## Rows
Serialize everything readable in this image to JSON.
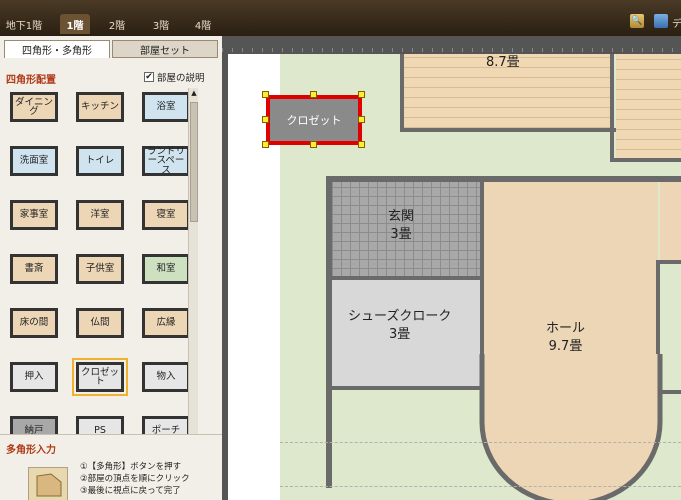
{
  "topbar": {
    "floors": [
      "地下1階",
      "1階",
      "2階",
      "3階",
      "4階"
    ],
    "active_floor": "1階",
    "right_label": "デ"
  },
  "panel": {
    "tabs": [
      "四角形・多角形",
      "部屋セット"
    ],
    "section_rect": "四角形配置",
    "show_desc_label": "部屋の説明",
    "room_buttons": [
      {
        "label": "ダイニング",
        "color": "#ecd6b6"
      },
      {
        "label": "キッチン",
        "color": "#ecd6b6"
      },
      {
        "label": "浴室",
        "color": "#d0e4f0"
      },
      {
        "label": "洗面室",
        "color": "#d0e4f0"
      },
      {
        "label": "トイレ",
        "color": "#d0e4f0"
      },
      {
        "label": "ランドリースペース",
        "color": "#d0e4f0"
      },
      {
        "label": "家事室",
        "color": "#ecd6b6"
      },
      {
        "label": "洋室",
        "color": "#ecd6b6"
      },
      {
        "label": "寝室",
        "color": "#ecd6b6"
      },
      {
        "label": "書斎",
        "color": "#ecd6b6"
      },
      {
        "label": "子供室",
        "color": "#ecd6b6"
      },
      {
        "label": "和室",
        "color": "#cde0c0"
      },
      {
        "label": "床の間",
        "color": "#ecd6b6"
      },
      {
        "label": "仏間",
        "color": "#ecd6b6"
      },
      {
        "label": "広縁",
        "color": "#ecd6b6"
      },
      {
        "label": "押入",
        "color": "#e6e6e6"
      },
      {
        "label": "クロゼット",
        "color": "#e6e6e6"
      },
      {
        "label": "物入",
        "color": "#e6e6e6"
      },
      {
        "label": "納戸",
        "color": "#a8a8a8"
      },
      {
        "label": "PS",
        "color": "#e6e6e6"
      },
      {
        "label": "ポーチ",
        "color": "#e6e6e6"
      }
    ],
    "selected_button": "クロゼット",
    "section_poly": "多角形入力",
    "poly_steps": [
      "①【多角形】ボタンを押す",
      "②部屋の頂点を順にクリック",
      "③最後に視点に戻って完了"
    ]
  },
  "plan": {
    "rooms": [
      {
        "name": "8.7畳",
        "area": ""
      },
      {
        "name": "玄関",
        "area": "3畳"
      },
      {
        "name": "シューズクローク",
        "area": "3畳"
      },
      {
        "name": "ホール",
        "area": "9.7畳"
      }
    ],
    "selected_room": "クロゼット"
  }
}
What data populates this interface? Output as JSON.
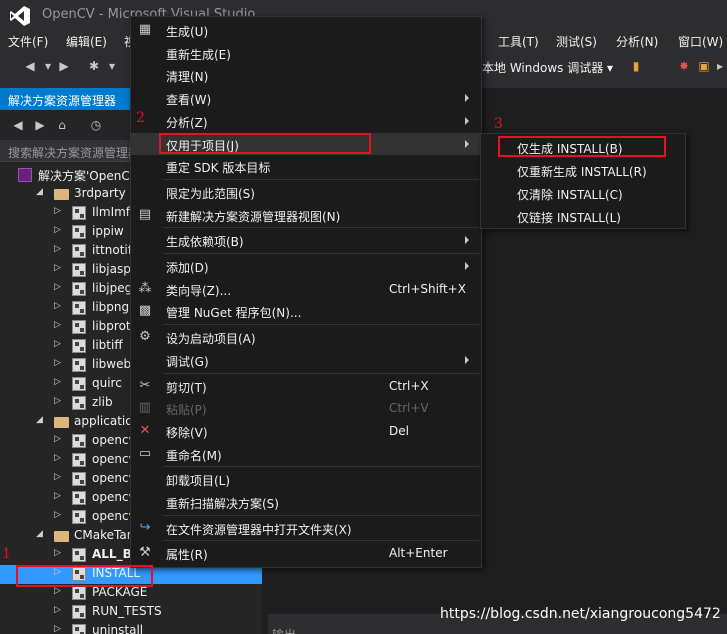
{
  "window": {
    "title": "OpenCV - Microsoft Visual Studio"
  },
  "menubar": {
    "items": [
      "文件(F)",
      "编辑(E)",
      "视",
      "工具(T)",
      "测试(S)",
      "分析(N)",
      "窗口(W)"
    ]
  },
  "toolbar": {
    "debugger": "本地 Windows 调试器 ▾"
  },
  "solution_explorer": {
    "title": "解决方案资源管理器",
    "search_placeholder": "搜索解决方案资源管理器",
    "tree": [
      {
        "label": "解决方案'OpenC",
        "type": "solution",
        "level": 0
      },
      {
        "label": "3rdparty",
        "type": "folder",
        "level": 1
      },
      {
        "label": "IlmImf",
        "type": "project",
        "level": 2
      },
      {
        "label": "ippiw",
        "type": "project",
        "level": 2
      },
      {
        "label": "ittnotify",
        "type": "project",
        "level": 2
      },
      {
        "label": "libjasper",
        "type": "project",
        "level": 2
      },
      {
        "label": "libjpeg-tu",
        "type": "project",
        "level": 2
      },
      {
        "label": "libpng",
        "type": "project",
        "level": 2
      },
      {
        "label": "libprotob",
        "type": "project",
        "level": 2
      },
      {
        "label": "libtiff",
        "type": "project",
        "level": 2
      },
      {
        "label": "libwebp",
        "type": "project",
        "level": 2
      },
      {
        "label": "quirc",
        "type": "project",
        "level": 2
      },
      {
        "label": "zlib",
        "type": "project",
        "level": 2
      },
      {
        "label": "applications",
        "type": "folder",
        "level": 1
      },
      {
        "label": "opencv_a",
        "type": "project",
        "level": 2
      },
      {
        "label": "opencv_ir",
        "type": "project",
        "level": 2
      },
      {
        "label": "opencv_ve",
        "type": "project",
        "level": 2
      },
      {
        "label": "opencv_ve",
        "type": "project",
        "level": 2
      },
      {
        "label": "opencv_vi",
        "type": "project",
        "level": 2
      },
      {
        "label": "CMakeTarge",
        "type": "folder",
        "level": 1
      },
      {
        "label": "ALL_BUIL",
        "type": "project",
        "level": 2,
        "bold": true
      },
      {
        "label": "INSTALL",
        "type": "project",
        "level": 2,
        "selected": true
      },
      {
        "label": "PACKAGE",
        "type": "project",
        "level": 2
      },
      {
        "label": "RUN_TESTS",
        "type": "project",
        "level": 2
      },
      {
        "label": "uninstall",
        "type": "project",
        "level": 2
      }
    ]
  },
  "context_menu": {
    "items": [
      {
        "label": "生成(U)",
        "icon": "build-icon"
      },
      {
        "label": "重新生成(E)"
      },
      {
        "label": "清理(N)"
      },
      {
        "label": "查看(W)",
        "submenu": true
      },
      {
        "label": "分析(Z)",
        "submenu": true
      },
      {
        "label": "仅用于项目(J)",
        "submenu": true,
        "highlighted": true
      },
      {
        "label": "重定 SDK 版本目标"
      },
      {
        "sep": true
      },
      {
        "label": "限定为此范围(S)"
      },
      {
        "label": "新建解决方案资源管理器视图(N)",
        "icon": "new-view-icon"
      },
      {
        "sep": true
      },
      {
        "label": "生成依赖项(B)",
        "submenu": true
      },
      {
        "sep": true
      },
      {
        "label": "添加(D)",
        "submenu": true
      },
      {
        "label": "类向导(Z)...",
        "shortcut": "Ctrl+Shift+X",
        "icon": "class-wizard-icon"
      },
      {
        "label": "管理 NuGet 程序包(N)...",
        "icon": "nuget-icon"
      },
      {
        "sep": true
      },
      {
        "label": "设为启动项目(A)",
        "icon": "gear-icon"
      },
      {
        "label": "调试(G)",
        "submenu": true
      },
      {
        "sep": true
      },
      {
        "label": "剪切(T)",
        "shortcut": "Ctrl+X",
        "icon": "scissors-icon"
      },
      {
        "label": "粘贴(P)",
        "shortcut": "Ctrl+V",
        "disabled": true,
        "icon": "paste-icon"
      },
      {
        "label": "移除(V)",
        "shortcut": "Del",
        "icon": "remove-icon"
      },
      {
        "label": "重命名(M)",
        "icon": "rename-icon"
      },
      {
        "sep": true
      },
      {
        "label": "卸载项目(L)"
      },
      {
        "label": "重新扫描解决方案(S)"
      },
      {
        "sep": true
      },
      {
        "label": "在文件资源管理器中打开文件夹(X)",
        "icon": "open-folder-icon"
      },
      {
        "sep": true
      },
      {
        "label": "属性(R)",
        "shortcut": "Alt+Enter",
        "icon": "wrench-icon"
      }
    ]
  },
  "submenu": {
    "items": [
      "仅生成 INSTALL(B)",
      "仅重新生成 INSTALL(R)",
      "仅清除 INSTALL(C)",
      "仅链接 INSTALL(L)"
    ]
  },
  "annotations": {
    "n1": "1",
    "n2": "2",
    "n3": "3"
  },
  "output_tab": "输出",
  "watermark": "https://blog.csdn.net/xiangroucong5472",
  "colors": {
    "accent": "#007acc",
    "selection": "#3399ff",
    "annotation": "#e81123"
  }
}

## Goal
Transcribe every line in the entries above, taking out only the images.

## Answer to the exercise
Serialize everything readable in this image to JSON.
{
  "topbar": {
    "floors": [
      "地下1階",
      "1階",
      "2階",
      "3階",
      "4階"
    ],
    "active_floor": "1階",
    "right_label": "デ"
  },
  "panel": {
    "tabs": [
      "四角形・多角形",
      "部屋セット"
    ],
    "section_rect": "四角形配置",
    "show_desc_label": "部屋の説明",
    "room_buttons": [
      {
        "label": "ダイニング",
        "color": "#ecd6b6"
      },
      {
        "label": "キッチン",
        "color": "#ecd6b6"
      },
      {
        "label": "浴室",
        "color": "#d0e4f0"
      },
      {
        "label": "洗面室",
        "color": "#d0e4f0"
      },
      {
        "label": "トイレ",
        "color": "#d0e4f0"
      },
      {
        "label": "ランドリースペース",
        "color": "#d0e4f0"
      },
      {
        "label": "家事室",
        "color": "#ecd6b6"
      },
      {
        "label": "洋室",
        "color": "#ecd6b6"
      },
      {
        "label": "寝室",
        "color": "#ecd6b6"
      },
      {
        "label": "書斎",
        "color": "#ecd6b6"
      },
      {
        "label": "子供室",
        "color": "#ecd6b6"
      },
      {
        "label": "和室",
        "color": "#cde0c0"
      },
      {
        "label": "床の間",
        "color": "#ecd6b6"
      },
      {
        "label": "仏間",
        "color": "#ecd6b6"
      },
      {
        "label": "広縁",
        "color": "#ecd6b6"
      },
      {
        "label": "押入",
        "color": "#e6e6e6"
      },
      {
        "label": "クロゼット",
        "color": "#e6e6e6"
      },
      {
        "label": "物入",
        "color": "#e6e6e6"
      },
      {
        "label": "納戸",
        "color": "#a8a8a8"
      },
      {
        "label": "PS",
        "color": "#e6e6e6"
      },
      {
        "label": "ポーチ",
        "color": "#e6e6e6"
      }
    ],
    "selected_button": "クロゼット",
    "section_poly": "多角形入力",
    "poly_steps": [
      "①【多角形】ボタンを押す",
      "②部屋の頂点を順にクリック",
      "③最後に視点に戻って完了"
    ]
  },
  "plan": {
    "rooms": [
      {
        "name": "8.7畳",
        "area": ""
      },
      {
        "name": "玄関",
        "area": "3畳"
      },
      {
        "name": "シューズクローク",
        "area": "3畳"
      },
      {
        "name": "ホール",
        "area": "9.7畳"
      }
    ],
    "selected_room": "クロゼット"
  }
}
What data populates this interface? Output as JSON.
{
  "window": {
    "title": "OpenCV - Microsoft Visual Studio"
  },
  "menubar": {
    "items": [
      "文件(F)",
      "编辑(E)",
      "视",
      "工具(T)",
      "测试(S)",
      "分析(N)",
      "窗口(W)"
    ]
  },
  "toolbar": {
    "debugger": "本地 Windows 调试器 ▾"
  },
  "solution_explorer": {
    "title": "解决方案资源管理器",
    "search_placeholder": "搜索解决方案资源管理器",
    "tree": [
      {
        "label": "解决方案'OpenC",
        "type": "solution",
        "level": 0
      },
      {
        "label": "3rdparty",
        "type": "folder",
        "level": 1
      },
      {
        "label": "IlmImf",
        "type": "project",
        "level": 2
      },
      {
        "label": "ippiw",
        "type": "project",
        "level": 2
      },
      {
        "label": "ittnotify",
        "type": "project",
        "level": 2
      },
      {
        "label": "libjasper",
        "type": "project",
        "level": 2
      },
      {
        "label": "libjpeg-tu",
        "type": "project",
        "level": 2
      },
      {
        "label": "libpng",
        "type": "project",
        "level": 2
      },
      {
        "label": "libprotob",
        "type": "project",
        "level": 2
      },
      {
        "label": "libtiff",
        "type": "project",
        "level": 2
      },
      {
        "label": "libwebp",
        "type": "project",
        "level": 2
      },
      {
        "label": "quirc",
        "type": "project",
        "level": 2
      },
      {
        "label": "zlib",
        "type": "project",
        "level": 2
      },
      {
        "label": "applications",
        "type": "folder",
        "level": 1
      },
      {
        "label": "opencv_a",
        "type": "project",
        "level": 2
      },
      {
        "label": "opencv_ir",
        "type": "project",
        "level": 2
      },
      {
        "label": "opencv_ve",
        "type": "project",
        "level": 2
      },
      {
        "label": "opencv_ve",
        "type": "project",
        "level": 2
      },
      {
        "label": "opencv_vi",
        "type": "project",
        "level": 2
      },
      {
        "label": "CMakeTarge",
        "type": "folder",
        "level": 1
      },
      {
        "label": "ALL_BUIL",
        "type": "project",
        "level": 2,
        "bold": true
      },
      {
        "label": "INSTALL",
        "type": "project",
        "level": 2,
        "selected": true
      },
      {
        "label": "PACKAGE",
        "type": "project",
        "level": 2
      },
      {
        "label": "RUN_TESTS",
        "type": "project",
        "level": 2
      },
      {
        "label": "uninstall",
        "type": "project",
        "level": 2
      }
    ]
  },
  "context_menu": {
    "items": [
      {
        "label": "生成(U)",
        "icon": "build-icon"
      },
      {
        "label": "重新生成(E)"
      },
      {
        "label": "清理(N)"
      },
      {
        "label": "查看(W)",
        "submenu": true
      },
      {
        "label": "分析(Z)",
        "submenu": true
      },
      {
        "label": "仅用于项目(J)",
        "submenu": true,
        "highlighted": true
      },
      {
        "label": "重定 SDK 版本目标"
      },
      {
        "sep": true
      },
      {
        "label": "限定为此范围(S)"
      },
      {
        "label": "新建解决方案资源管理器视图(N)",
        "icon": "new-view-icon"
      },
      {
        "sep": true
      },
      {
        "label": "生成依赖项(B)",
        "submenu": true
      },
      {
        "sep": true
      },
      {
        "label": "添加(D)",
        "submenu": true
      },
      {
        "label": "类向导(Z)...",
        "shortcut": "Ctrl+Shift+X",
        "icon": "class-wizard-icon"
      },
      {
        "label": "管理 NuGet 程序包(N)...",
        "icon": "nuget-icon"
      },
      {
        "sep": true
      },
      {
        "label": "设为启动项目(A)",
        "icon": "gear-icon"
      },
      {
        "label": "调试(G)",
        "submenu": true
      },
      {
        "sep": true
      },
      {
        "label": "剪切(T)",
        "shortcut": "Ctrl+X",
        "icon": "scissors-icon"
      },
      {
        "label": "粘贴(P)",
        "shortcut": "Ctrl+V",
        "disabled": true,
        "icon": "paste-icon"
      },
      {
        "label": "移除(V)",
        "shortcut": "Del",
        "icon": "remove-icon"
      },
      {
        "label": "重命名(M)",
        "icon": "rename-icon"
      },
      {
        "sep": true
      },
      {
        "label": "卸载项目(L)"
      },
      {
        "label": "重新扫描解决方案(S)"
      },
      {
        "sep": true
      },
      {
        "label": "在文件资源管理器中打开文件夹(X)",
        "icon": "open-folder-icon"
      },
      {
        "sep": true
      },
      {
        "label": "属性(R)",
        "shortcut": "Alt+Enter",
        "icon": "wrench-icon"
      }
    ]
  },
  "submenu": {
    "items": [
      "仅生成 INSTALL(B)",
      "仅重新生成 INSTALL(R)",
      "仅清除 INSTALL(C)",
      "仅链接 INSTALL(L)"
    ]
  },
  "annotations": {
    "n1": "1",
    "n2": "2",
    "n3": "3"
  },
  "output_tab": "输出",
  "watermark": "https://blog.csdn.net/xiangroucong5472",
  "colors": {
    "accent": "#007acc",
    "selection": "#3399ff",
    "annotation": "#e81123"
  }
}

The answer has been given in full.